» **Given instruction**
Pick out every line that holds the string "scroll" and copy it.

» **Listing**
>>>
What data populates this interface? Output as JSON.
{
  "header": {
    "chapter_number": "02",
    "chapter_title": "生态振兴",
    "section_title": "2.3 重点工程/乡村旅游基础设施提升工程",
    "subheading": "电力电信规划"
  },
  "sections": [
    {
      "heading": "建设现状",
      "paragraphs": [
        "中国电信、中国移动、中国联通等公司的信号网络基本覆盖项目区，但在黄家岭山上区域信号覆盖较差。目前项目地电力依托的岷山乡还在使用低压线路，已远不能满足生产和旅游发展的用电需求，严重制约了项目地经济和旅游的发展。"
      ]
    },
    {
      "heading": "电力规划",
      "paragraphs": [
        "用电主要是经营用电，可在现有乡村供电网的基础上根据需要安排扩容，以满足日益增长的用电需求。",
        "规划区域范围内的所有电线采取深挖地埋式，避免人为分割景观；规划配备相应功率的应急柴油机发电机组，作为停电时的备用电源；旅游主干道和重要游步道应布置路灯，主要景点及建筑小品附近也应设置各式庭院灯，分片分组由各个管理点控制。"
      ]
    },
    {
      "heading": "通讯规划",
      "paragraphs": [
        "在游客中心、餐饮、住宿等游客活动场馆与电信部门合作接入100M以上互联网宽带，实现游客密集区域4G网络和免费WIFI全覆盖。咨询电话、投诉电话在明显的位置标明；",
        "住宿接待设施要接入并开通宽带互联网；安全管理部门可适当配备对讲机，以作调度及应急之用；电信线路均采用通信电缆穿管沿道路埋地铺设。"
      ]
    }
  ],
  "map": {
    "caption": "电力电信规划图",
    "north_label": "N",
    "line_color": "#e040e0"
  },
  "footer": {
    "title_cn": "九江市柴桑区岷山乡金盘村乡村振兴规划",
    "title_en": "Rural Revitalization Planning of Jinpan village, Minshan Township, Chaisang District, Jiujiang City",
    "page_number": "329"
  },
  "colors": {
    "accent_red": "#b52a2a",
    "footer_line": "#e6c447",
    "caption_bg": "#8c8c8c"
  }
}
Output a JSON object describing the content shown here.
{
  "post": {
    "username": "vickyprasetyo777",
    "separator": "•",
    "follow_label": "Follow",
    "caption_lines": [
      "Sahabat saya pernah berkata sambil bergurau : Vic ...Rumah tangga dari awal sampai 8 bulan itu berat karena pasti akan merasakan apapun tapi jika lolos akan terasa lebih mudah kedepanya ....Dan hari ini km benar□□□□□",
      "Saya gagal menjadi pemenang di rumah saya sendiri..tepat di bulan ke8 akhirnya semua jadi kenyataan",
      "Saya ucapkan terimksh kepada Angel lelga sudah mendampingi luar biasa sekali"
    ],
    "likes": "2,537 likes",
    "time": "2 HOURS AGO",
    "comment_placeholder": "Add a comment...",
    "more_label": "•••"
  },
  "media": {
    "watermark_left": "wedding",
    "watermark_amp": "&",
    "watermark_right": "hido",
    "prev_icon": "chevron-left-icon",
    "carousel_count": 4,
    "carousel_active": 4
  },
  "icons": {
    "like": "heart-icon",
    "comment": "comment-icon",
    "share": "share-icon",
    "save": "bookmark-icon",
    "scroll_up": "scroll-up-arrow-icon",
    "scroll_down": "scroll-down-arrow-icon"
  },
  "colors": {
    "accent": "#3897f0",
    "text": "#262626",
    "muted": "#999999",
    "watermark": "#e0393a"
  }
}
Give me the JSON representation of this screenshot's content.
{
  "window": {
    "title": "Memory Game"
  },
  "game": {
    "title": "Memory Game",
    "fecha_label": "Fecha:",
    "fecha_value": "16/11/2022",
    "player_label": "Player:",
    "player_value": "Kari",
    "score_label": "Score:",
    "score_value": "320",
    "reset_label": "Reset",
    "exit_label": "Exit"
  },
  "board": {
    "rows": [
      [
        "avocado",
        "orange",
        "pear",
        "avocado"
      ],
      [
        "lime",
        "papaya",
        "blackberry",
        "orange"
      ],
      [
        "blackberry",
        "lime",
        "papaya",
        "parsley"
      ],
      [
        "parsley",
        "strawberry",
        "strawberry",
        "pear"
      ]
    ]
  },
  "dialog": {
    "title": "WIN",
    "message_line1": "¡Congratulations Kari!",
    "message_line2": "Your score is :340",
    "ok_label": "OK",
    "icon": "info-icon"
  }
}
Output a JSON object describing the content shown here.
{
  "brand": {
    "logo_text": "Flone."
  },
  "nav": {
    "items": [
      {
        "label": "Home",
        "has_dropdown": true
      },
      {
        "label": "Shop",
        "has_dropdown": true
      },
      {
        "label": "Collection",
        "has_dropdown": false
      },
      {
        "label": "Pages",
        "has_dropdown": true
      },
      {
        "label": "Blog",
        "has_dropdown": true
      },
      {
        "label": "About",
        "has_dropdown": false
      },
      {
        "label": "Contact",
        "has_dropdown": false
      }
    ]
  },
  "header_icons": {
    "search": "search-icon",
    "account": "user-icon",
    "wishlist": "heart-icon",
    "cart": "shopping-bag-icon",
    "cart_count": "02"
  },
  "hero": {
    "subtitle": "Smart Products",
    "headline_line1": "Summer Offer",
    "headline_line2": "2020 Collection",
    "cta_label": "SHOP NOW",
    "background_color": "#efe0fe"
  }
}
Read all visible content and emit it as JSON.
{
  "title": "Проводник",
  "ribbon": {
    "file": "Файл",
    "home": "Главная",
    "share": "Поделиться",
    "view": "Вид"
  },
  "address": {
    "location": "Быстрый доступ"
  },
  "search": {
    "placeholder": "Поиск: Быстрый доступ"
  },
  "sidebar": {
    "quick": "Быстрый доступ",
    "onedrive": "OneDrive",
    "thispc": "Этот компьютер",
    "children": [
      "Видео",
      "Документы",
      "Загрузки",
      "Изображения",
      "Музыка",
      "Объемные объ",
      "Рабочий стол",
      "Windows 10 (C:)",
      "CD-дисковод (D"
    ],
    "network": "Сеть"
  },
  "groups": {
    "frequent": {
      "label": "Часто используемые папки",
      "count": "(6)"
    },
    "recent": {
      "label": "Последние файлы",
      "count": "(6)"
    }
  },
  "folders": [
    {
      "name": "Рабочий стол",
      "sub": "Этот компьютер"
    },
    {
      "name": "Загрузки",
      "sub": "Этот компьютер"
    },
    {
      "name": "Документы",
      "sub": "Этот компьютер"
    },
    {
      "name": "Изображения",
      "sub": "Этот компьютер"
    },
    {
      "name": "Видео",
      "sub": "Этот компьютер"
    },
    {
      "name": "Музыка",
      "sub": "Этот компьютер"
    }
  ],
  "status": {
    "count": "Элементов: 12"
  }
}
<<<
» **Solved exercise**
    "scroll_up": "scroll-up-arrow-icon",
    "scroll_down": "scroll-down-arrow-icon"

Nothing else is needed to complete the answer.